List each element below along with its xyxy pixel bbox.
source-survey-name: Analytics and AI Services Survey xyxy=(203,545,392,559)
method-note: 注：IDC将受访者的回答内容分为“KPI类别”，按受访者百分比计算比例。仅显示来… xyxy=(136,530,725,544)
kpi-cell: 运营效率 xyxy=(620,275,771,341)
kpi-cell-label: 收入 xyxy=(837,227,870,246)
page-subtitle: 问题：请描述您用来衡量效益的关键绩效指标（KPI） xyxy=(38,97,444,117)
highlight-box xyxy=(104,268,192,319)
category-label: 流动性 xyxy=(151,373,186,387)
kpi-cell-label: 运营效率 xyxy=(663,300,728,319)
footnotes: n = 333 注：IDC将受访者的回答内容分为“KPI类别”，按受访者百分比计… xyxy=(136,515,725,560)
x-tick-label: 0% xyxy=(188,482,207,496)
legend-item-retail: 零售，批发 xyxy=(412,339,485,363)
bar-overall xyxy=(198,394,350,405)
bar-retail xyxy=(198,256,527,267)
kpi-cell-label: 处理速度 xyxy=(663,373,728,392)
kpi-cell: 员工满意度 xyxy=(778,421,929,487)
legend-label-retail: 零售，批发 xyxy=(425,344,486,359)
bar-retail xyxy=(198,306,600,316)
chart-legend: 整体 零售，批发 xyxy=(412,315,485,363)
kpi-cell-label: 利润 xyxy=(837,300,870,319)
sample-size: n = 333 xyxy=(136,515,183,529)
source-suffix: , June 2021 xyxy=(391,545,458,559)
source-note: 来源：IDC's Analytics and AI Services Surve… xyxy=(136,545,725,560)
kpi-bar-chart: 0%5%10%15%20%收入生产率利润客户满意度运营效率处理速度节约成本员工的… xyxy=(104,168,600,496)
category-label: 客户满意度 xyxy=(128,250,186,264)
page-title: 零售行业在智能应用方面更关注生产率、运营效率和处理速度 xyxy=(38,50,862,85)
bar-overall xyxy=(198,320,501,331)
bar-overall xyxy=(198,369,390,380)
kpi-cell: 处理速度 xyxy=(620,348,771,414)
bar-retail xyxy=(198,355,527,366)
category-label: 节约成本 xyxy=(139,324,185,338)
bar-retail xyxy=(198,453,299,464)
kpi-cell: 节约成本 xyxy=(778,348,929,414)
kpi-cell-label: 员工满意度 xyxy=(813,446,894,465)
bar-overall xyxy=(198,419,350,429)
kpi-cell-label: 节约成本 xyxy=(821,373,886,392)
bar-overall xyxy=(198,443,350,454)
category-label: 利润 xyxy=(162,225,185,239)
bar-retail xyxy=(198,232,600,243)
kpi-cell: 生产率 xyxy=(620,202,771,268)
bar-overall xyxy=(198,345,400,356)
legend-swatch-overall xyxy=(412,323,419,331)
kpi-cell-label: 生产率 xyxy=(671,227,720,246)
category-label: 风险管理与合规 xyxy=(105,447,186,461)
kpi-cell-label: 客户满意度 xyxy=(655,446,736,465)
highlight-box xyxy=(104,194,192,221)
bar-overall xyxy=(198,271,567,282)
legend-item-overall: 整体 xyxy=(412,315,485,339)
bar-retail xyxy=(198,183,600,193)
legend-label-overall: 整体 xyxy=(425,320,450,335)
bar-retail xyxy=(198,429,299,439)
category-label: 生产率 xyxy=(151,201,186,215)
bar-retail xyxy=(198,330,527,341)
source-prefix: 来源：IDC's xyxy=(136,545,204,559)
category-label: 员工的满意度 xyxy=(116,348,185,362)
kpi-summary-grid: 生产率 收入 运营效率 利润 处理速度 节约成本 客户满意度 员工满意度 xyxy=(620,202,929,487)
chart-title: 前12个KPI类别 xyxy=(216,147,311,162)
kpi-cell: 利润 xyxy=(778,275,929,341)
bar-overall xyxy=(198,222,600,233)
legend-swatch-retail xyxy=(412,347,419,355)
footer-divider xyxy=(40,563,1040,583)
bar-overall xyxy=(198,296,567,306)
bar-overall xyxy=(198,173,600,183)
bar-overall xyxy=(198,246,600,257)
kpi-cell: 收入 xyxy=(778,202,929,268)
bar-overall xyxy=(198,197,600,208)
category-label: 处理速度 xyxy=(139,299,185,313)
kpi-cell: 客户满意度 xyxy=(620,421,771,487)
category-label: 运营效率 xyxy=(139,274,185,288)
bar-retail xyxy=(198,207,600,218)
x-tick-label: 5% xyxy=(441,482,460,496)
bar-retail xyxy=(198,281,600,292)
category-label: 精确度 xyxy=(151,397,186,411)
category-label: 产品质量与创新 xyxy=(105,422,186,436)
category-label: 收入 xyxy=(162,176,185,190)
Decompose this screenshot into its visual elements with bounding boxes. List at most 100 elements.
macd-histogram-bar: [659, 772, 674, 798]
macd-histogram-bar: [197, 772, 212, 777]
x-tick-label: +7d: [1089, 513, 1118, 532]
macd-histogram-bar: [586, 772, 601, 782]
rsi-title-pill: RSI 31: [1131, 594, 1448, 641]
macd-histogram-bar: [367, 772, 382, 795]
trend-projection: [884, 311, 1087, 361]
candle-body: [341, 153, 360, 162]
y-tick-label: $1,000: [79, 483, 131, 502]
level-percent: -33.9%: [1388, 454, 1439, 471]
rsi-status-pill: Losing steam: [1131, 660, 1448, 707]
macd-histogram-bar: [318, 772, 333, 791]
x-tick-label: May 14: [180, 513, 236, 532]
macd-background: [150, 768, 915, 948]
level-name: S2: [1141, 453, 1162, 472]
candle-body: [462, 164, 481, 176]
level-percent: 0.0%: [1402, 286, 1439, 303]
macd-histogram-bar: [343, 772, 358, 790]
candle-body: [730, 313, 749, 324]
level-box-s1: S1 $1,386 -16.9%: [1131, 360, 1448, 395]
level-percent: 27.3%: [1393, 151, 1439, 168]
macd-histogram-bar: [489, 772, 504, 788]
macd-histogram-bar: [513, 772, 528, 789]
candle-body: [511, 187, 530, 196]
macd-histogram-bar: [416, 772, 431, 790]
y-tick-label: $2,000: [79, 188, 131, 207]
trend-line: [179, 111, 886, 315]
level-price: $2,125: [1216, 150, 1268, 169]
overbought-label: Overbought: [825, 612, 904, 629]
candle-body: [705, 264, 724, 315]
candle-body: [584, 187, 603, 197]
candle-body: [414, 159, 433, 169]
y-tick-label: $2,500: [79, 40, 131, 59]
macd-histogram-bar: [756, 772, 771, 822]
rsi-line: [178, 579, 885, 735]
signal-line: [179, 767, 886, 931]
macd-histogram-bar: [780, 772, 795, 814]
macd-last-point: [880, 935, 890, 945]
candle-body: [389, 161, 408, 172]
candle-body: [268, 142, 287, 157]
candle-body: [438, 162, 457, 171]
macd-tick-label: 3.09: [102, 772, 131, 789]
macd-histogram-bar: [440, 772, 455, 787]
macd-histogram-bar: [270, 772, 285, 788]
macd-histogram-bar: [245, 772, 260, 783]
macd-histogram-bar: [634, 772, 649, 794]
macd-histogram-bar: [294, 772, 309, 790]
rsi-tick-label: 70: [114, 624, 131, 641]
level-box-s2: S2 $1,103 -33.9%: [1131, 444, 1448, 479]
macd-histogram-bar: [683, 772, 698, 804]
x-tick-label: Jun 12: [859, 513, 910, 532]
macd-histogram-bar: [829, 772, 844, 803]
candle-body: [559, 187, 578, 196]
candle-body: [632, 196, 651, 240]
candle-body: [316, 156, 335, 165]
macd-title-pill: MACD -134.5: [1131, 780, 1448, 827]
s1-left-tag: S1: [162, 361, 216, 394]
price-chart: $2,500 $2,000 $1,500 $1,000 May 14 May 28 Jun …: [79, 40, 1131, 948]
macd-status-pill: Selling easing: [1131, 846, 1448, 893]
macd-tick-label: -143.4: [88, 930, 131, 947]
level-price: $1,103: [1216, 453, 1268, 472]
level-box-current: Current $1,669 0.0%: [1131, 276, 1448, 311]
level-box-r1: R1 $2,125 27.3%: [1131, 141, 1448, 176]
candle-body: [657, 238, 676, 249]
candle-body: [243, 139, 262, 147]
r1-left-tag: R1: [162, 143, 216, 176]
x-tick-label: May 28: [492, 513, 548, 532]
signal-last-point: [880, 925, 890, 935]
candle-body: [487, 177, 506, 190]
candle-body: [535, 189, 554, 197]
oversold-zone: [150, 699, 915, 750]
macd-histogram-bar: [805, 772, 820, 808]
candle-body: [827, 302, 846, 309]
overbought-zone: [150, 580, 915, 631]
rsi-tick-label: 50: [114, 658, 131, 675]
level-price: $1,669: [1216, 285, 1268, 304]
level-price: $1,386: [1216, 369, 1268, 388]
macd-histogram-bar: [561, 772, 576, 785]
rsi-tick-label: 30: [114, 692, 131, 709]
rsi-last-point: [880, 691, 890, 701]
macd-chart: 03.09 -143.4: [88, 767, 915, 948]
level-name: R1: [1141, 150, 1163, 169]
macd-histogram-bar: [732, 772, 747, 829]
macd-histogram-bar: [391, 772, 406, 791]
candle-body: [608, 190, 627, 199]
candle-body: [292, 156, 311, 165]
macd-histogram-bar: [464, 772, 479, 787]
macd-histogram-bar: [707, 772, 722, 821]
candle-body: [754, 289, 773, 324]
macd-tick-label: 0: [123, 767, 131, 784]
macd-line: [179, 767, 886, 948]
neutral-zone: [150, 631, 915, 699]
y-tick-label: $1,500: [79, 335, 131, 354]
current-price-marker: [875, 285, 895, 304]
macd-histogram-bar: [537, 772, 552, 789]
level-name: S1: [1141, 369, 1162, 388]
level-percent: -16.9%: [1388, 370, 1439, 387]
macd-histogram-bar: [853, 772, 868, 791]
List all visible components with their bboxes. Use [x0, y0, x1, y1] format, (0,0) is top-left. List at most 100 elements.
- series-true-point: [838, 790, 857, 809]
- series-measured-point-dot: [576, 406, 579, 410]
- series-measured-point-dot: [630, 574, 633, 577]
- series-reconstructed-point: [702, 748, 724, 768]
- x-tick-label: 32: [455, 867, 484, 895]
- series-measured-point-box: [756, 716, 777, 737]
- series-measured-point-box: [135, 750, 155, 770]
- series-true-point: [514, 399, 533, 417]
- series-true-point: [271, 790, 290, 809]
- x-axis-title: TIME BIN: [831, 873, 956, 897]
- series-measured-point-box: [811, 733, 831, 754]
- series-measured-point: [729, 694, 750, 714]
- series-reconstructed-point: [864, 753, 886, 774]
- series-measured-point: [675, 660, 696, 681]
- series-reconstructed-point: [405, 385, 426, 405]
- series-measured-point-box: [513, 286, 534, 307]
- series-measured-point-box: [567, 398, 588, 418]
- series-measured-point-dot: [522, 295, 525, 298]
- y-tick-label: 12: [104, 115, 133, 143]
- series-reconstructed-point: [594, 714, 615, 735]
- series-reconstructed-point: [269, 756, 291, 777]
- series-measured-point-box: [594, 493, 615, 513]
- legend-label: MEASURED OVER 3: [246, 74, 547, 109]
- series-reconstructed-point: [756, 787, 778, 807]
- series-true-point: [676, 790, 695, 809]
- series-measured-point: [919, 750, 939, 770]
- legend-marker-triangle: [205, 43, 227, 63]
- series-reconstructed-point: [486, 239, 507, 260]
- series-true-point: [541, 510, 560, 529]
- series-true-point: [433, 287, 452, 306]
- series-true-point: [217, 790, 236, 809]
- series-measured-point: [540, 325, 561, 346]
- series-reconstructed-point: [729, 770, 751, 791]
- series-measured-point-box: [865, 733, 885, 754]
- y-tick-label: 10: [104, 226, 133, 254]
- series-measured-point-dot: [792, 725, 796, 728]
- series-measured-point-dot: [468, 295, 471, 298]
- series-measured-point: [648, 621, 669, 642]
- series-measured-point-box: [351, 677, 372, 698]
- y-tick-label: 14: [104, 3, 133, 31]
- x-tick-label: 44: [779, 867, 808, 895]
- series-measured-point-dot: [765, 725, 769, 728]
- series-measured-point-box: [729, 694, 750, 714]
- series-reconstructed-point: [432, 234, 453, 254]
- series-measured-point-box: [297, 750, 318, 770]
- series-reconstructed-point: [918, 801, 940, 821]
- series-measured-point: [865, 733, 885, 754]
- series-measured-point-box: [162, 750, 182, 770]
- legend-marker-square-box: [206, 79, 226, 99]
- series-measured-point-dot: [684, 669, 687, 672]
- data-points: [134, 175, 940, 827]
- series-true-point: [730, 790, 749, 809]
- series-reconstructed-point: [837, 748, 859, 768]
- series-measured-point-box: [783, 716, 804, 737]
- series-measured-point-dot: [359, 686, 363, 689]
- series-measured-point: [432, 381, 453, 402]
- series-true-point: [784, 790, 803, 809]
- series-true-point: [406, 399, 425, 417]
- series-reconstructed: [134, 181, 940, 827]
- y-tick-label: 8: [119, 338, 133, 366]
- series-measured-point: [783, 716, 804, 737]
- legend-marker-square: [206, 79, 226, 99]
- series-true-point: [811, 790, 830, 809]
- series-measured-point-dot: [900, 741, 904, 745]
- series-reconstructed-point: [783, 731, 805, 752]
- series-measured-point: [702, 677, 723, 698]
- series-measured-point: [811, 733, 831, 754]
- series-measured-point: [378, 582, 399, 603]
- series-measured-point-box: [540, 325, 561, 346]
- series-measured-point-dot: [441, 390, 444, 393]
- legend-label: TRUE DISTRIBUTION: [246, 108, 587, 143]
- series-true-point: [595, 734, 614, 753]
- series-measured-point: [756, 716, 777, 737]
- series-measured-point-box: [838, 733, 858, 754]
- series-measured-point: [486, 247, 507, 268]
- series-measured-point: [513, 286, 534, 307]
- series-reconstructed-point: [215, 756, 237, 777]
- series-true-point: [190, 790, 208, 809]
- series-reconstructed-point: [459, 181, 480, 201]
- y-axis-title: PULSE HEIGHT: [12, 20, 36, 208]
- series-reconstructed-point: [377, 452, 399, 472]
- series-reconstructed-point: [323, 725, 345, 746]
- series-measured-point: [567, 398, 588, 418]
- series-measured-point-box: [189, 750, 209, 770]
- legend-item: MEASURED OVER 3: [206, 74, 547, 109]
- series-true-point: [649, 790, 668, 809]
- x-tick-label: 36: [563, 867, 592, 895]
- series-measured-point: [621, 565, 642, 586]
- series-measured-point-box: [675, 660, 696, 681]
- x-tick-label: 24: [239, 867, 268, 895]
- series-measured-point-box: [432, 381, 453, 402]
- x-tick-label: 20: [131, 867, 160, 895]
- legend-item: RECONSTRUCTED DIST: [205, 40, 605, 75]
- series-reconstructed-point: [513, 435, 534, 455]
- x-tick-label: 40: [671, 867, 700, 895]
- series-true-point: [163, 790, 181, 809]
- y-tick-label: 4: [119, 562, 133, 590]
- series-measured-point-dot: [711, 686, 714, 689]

Task instructions -
Substitute "callout-box" for "highlight-box" in the material, starting at its first line and ending at the line that contains "kpi-cell: 员工满意度 xyxy=(778,421,929,487)". Give back only those lines, with everything else unchanged.

Solved problem -
List each element below along with its xyxy pixel bbox.
source-survey-name: Analytics and AI Services Survey xyxy=(203,545,392,559)
method-note: 注：IDC将受访者的回答内容分为“KPI类别”，按受访者百分比计算比例。仅显示来… xyxy=(136,530,725,544)
kpi-cell: 运营效率 xyxy=(620,275,771,341)
kpi-cell-label: 收入 xyxy=(837,227,870,246)
page-subtitle: 问题：请描述您用来衡量效益的关键绩效指标（KPI） xyxy=(38,97,444,117)
callout-box xyxy=(104,268,192,319)
category-label: 流动性 xyxy=(151,373,186,387)
kpi-cell-label: 运营效率 xyxy=(663,300,728,319)
footnotes: n = 333 注：IDC将受访者的回答内容分为“KPI类别”，按受访者百分比计… xyxy=(136,515,725,560)
x-tick-label: 0% xyxy=(188,482,207,496)
legend-item-retail: 零售，批发 xyxy=(412,339,485,363)
bar-overall xyxy=(198,394,350,405)
bar-retail xyxy=(198,256,527,267)
kpi-cell-label: 处理速度 xyxy=(663,373,728,392)
kpi-cell: 员工满意度 xyxy=(778,421,929,487)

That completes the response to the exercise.